Resume en una lista breve, por favor, el párrafo del fragmento que empieza con «Como mi labor profesional concluyó» sin perder sus datos principales.

§ **Fragmento del texto**
───

Tras un par de gestiones, al llegar a casa a eso de las 13:00, me encontré en la puerta a mi suegro, un tipo genial (qué voy a decir, esto queda escrito) que ocupó cargos de alta responsabilidad en una entidad bancaria años ha, y que por tanto casi siempre tiene jugosas anécdotas e historias que contar. Como vivimos muy cerca, hace ya tiempo que cursamos la solicitud de rogarle que en horas de oficina no venga a casa salvo, claro está, que necesite algo urgente. Tener el despacho en casa significa que parte de tu jornada laboral la echas en un espacio contiguo a tu casa. Contiguo, pero no integrado. Hola Carlos (sí, se llama como el niño). Hola. Qué haces aquí, ¿ha pasado algo? No, nada, sólo que he pensado una cosa y quería contárterla. Pero... ¿es lo que me contaste ayer más o menos a esta misma hora? No, no, otra cosa. La que me decías antes de ayer? No, no, no, es por algo que he leído hoy en el períodico y que me ha recordado algo que viví en el Banco...
 
Como mi labor profesional concluyó el viernes a eso de las 13:05, y Susana tampoco tenía nada previsto para la tarde, decidimos empezar la el fin de semana esa misma tarde. Y acercar a los niños al nuevo y flamante parque que han abierto en mi pueblo. Vivimos a diez kms. de Sevilla, pero puedo aseguraros que Valencina es un pueblo. A las 18:15 llegamos al parque. A las 18:45 le rogaba a mi mujer que me permitiera largarme. Tenía dolor de cabeza. Seguramente estaba provocado porque durante esa media hora ocho madres/padres hablaban sin parar de la primera semana de clase, de la constitución de la nueva AMPA, de comida, de deporte, de política, de salud, de enfermedades, ... incluso creo que se habló de sexo, pero yo en ese momento ya no estaba para nada porque tenía jaqueca. Creo que puedo afirmar sin temor a equivocarme que nadie estuvo callado más de diez segundos seguidos... Mi mujer tampoco porque es, cómo diría, tremendamente participativa. Yo, que no me manejo demasiado bien en esos ambientes, acabé con los mareos ya referidos.

───

§ **Datos de entrada**
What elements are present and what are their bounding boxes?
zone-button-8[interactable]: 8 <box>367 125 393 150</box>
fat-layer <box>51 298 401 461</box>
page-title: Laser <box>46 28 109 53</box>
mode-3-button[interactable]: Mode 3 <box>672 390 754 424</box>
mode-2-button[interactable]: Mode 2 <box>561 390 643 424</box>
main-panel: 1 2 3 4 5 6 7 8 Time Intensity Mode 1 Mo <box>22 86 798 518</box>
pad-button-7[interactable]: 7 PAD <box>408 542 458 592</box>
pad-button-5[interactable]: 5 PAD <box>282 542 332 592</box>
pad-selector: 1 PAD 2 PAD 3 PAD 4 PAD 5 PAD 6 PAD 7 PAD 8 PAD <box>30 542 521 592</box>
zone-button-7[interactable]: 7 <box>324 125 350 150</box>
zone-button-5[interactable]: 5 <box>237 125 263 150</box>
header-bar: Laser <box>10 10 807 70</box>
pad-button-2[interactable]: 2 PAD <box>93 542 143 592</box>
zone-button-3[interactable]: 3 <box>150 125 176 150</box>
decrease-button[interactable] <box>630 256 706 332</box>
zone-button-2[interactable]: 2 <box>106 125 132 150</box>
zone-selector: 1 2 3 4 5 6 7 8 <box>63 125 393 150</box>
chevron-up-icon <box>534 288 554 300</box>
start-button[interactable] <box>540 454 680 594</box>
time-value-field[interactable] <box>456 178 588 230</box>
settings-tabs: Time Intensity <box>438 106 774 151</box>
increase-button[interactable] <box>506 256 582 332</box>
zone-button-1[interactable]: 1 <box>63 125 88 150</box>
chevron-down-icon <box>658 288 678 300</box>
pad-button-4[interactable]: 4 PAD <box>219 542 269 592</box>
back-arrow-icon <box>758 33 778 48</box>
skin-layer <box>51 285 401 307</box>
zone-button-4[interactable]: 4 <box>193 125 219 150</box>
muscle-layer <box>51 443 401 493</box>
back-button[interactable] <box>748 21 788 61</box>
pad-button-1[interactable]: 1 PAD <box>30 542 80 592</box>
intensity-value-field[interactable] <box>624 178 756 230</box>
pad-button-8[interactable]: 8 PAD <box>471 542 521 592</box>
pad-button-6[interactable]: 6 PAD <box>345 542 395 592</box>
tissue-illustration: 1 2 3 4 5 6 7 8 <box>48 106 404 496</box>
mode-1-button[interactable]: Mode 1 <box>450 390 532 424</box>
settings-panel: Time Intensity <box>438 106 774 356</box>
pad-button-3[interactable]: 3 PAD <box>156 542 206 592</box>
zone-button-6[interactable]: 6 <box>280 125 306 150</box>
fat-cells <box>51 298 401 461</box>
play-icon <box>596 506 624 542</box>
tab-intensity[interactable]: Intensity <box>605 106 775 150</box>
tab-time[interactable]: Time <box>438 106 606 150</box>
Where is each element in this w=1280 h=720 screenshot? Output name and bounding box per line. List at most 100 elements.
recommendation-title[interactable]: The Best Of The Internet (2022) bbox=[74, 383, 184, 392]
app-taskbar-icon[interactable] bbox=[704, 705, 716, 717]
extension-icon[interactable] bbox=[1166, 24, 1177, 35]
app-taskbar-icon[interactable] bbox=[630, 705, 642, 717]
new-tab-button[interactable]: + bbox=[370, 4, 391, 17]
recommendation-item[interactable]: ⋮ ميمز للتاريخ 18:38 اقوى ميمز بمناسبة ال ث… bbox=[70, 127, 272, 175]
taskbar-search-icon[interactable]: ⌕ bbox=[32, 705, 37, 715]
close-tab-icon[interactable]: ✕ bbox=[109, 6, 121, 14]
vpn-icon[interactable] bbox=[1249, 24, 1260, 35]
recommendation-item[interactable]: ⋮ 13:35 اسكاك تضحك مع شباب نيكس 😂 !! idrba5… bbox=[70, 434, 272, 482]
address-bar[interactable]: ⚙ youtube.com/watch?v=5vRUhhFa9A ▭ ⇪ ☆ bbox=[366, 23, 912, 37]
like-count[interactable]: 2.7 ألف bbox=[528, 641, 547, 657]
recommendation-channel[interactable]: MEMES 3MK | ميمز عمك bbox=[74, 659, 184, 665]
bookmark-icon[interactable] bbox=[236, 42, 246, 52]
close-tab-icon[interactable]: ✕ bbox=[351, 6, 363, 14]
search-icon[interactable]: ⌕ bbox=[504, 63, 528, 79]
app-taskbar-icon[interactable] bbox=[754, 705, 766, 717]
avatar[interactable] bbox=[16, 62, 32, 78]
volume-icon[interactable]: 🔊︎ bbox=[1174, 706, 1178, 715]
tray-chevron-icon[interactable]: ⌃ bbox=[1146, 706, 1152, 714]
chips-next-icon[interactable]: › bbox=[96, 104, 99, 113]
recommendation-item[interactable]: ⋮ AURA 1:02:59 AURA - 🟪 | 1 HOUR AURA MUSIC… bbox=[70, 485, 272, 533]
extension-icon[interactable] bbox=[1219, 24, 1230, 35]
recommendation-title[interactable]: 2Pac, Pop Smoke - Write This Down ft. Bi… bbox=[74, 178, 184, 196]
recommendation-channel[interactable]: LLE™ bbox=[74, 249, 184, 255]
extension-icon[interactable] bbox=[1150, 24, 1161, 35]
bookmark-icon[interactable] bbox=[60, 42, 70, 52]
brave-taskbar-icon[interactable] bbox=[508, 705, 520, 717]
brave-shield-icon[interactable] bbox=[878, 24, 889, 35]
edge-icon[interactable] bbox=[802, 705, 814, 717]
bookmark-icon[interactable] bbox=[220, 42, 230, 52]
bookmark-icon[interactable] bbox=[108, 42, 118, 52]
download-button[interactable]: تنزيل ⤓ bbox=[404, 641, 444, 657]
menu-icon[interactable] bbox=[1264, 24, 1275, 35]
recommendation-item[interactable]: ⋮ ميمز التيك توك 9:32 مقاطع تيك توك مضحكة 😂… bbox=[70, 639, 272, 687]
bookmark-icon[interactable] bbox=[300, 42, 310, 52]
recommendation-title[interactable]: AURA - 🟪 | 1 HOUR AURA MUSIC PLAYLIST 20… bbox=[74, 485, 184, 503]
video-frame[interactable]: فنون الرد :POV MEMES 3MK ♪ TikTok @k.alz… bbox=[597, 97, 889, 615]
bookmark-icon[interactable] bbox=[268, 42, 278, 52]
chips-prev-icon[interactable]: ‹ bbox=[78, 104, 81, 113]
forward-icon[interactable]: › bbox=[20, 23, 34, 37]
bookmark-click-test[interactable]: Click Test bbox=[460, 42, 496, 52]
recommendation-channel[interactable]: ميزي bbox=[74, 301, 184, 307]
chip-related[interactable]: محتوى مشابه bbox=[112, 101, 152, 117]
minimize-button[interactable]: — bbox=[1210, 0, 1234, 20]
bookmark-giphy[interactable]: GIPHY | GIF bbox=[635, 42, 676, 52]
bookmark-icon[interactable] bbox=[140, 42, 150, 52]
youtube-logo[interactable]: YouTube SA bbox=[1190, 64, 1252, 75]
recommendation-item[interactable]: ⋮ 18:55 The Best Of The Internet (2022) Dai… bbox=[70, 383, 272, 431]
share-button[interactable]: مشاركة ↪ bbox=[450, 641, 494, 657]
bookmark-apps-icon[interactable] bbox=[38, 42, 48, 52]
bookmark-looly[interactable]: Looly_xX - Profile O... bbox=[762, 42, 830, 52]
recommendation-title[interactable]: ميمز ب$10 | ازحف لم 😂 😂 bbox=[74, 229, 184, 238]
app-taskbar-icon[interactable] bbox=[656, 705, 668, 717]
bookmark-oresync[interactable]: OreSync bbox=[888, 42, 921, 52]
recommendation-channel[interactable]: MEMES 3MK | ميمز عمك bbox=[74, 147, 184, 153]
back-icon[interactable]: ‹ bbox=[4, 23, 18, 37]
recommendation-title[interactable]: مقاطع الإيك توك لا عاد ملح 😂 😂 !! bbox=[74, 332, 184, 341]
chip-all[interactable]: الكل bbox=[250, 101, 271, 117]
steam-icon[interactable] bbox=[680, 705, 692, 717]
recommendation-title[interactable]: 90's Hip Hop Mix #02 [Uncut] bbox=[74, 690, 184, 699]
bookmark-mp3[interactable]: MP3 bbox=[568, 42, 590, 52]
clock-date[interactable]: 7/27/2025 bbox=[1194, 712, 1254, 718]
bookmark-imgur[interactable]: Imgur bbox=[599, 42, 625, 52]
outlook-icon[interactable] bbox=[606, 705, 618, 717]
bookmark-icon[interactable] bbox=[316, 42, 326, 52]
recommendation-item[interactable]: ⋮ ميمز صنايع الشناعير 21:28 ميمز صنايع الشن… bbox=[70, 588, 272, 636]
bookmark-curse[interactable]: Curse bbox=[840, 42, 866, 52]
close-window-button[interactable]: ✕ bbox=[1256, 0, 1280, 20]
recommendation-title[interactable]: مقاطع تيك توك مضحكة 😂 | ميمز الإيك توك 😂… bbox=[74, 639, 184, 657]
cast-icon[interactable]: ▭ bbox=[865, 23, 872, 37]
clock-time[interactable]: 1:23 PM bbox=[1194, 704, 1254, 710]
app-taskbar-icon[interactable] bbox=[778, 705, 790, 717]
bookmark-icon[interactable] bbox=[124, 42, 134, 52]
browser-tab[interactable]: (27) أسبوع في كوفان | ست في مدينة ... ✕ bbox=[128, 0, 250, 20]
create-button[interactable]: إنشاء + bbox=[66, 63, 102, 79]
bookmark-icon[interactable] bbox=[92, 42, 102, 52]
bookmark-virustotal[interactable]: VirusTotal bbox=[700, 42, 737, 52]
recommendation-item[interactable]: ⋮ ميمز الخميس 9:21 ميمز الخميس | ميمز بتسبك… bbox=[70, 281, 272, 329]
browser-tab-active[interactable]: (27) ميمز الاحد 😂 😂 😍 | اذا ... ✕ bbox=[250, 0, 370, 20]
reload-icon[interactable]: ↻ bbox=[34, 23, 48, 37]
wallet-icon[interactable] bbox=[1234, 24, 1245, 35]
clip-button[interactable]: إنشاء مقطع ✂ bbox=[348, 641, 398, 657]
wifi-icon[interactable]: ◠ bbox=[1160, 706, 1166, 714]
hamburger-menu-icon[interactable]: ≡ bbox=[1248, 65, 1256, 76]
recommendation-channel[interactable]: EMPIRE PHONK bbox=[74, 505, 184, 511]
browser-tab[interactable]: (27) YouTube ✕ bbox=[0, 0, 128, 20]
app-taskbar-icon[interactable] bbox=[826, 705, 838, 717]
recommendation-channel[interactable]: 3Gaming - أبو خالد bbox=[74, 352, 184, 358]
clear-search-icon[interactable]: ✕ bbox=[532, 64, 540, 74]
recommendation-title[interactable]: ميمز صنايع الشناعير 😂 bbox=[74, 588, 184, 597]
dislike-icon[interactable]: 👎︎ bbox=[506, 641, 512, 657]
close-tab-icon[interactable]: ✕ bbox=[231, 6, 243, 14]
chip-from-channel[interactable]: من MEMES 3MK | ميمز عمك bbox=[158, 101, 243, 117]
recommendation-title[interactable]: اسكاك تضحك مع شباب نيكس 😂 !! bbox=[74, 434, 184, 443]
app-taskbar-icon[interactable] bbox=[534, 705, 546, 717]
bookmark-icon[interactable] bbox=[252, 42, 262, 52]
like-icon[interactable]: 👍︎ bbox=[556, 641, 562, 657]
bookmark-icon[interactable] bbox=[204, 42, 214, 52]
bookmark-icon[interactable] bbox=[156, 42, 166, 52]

───

§ **Solución**
- El trabajo terminó el viernes hacia las 13:05. Como Susana no tenía planes para la tarde, decidieron empezar el fin de semana esa misma tarde.
- Llevaron a los niños al nuevo parque abierto en Valencina, un pueblo a diez kilómetros de Sevilla.
- Llegaron a las 18:15, y a las 18:45 ya le rogaba a su mujer que le dejara irse por el dolor de cabeza.
- Durante esa media hora, ocho madres/padres hablaron sin parar de la primera semana de clase, de la nueva AMPA, de comida, de deporte, de política, de salud y de enfermedades.
- Nadie estuvo callado más de diez segundos seguidos, tampoco su mujer, que es muy participativa.
- Al no manejarse bien en esos ambientes, acabó con jaqueca y mareos.